Figure record extracts
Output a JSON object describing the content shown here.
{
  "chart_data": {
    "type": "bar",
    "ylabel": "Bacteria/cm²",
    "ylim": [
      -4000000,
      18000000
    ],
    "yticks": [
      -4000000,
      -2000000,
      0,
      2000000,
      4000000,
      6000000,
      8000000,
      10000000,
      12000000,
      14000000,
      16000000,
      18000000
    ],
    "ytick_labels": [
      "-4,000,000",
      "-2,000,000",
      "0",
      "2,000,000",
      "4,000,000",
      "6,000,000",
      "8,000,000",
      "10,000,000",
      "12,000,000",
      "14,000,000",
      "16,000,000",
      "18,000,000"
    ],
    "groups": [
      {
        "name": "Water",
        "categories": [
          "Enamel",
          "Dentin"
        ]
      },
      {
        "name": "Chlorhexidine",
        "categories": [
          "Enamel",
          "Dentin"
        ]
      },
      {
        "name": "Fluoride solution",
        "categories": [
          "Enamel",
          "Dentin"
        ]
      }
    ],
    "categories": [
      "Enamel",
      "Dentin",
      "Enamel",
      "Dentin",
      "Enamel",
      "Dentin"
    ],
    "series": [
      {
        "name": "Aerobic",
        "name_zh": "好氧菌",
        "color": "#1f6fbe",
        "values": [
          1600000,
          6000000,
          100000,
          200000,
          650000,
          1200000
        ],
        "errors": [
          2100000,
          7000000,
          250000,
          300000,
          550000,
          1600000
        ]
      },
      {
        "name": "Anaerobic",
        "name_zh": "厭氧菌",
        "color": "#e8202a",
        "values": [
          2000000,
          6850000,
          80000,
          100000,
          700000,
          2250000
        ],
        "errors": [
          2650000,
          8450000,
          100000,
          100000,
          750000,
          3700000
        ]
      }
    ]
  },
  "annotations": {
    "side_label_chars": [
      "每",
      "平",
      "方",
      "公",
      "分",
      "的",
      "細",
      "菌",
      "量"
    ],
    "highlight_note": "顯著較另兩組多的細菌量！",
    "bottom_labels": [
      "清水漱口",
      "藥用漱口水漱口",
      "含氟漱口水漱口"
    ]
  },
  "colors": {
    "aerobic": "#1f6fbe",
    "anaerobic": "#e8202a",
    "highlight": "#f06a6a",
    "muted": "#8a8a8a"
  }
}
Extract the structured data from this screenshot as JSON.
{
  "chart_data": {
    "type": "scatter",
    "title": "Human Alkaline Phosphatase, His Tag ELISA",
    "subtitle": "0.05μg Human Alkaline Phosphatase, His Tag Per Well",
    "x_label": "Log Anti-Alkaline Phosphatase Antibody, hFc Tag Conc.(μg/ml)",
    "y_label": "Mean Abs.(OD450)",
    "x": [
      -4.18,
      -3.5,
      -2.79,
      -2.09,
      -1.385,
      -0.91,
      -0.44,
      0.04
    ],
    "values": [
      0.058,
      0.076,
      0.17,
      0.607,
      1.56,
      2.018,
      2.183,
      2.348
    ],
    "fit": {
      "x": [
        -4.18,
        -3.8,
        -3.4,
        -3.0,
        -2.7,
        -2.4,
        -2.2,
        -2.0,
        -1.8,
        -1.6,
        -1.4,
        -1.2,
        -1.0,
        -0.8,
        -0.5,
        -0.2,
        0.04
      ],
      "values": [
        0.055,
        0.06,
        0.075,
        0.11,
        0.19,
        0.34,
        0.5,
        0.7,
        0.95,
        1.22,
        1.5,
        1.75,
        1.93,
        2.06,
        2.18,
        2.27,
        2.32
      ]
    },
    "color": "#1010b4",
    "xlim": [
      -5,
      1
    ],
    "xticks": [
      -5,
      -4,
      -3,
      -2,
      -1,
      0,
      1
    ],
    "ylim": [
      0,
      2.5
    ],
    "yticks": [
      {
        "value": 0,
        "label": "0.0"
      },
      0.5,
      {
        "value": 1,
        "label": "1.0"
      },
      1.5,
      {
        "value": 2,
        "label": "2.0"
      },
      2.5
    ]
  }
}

Required work →
Every entry needs to be copied again exactly.

Problem solution →
Output a JSON object describing the content shown here.
{
  "chart_data": {
    "type": "bar",
    "ylabel": "Bacteria/cm²",
    "ylim": [
      -4000000,
      18000000
    ],
    "yticks": [
      -4000000,
      -2000000,
      0,
      2000000,
      4000000,
      6000000,
      8000000,
      10000000,
      12000000,
      14000000,
      16000000,
      18000000
    ],
    "ytick_labels": [
      "-4,000,000",
      "-2,000,000",
      "0",
      "2,000,000",
      "4,000,000",
      "6,000,000",
      "8,000,000",
      "10,000,000",
      "12,000,000",
      "14,000,000",
      "16,000,000",
      "18,000,000"
    ],
    "groups": [
      {
        "name": "Water",
        "categories": [
          "Enamel",
          "Dentin"
        ]
      },
      {
        "name": "Chlorhexidine",
        "categories": [
          "Enamel",
          "Dentin"
        ]
      },
      {
        "name": "Fluoride solution",
        "categories": [
          "Enamel",
          "Dentin"
        ]
      }
    ],
    "categories": [
      "Enamel",
      "Dentin",
      "Enamel",
      "Dentin",
      "Enamel",
      "Dentin"
    ],
    "series": [
      {
        "name": "Aerobic",
        "name_zh": "好氧菌",
        "color": "#1f6fbe",
        "values": [
          1600000,
          6000000,
          100000,
          200000,
          650000,
          1200000
        ],
        "errors": [
          2100000,
          7000000,
          250000,
          300000,
          550000,
          1600000
        ]
      },
      {
        "name": "Anaerobic",
        "name_zh": "厭氧菌",
        "color": "#e8202a",
        "values": [
          2000000,
          6850000,
          80000,
          100000,
          700000,
          2250000
        ],
        "errors": [
          2650000,
          8450000,
          100000,
          100000,
          750000,
          3700000
        ]
      }
    ]
  },
  "annotations": {
    "side_label_chars": [
      "每",
      "平",
      "方",
      "公",
      "分",
      "的",
      "細",
      "菌",
      "量"
    ],
    "highlight_note": "顯著較另兩組多的細菌量！",
    "bottom_labels": [
      "清水漱口",
      "藥用漱口水漱口",
      "含氟漱口水漱口"
    ]
  },
  "colors": {
    "aerobic": "#1f6fbe",
    "anaerobic": "#e8202a",
    "highlight": "#f06a6a",
    "muted": "#8a8a8a"
  }
}
Extract the structured data from this screenshot as JSON.
{
  "chart_data": {
    "type": "scatter",
    "title": "Human Alkaline Phosphatase, His Tag ELISA",
    "subtitle": "0.05μg Human Alkaline Phosphatase, His Tag Per Well",
    "x_label": "Log Anti-Alkaline Phosphatase Antibody, hFc Tag Conc.(μg/ml)",
    "y_label": "Mean Abs.(OD450)",
    "x": [
      -4.18,
      -3.5,
      -2.79,
      -2.09,
      -1.385,
      -0.91,
      -0.44,
      0.04
    ],
    "values": [
      0.058,
      0.076,
      0.17,
      0.607,
      1.56,
      2.018,
      2.183,
      2.348
    ],
    "fit": {
      "x": [
        -4.18,
        -3.8,
        -3.4,
        -3.0,
        -2.7,
        -2.4,
        -2.2,
        -2.0,
        -1.8,
        -1.6,
        -1.4,
        -1.2,
        -1.0,
        -0.8,
        -0.5,
        -0.2,
        0.04
      ],
      "values": [
        0.055,
        0.06,
        0.075,
        0.11,
        0.19,
        0.34,
        0.5,
        0.7,
        0.95,
        1.22,
        1.5,
        1.75,
        1.93,
        2.06,
        2.18,
        2.27,
        2.32
      ]
    },
    "color": "#1010b4",
    "xlim": [
      -5,
      1
    ],
    "xticks": [
      -5,
      -4,
      -3,
      -2,
      -1,
      0,
      1
    ],
    "ylim": [
      0,
      2.5
    ],
    "yticks": [
      {
        "value": 0,
        "label": "0.0"
      },
      0.5,
      {
        "value": 1,
        "label": "1.0"
      },
      1.5,
      {
        "value": 2,
        "label": "2.0"
      },
      2.5
    ]
  }
}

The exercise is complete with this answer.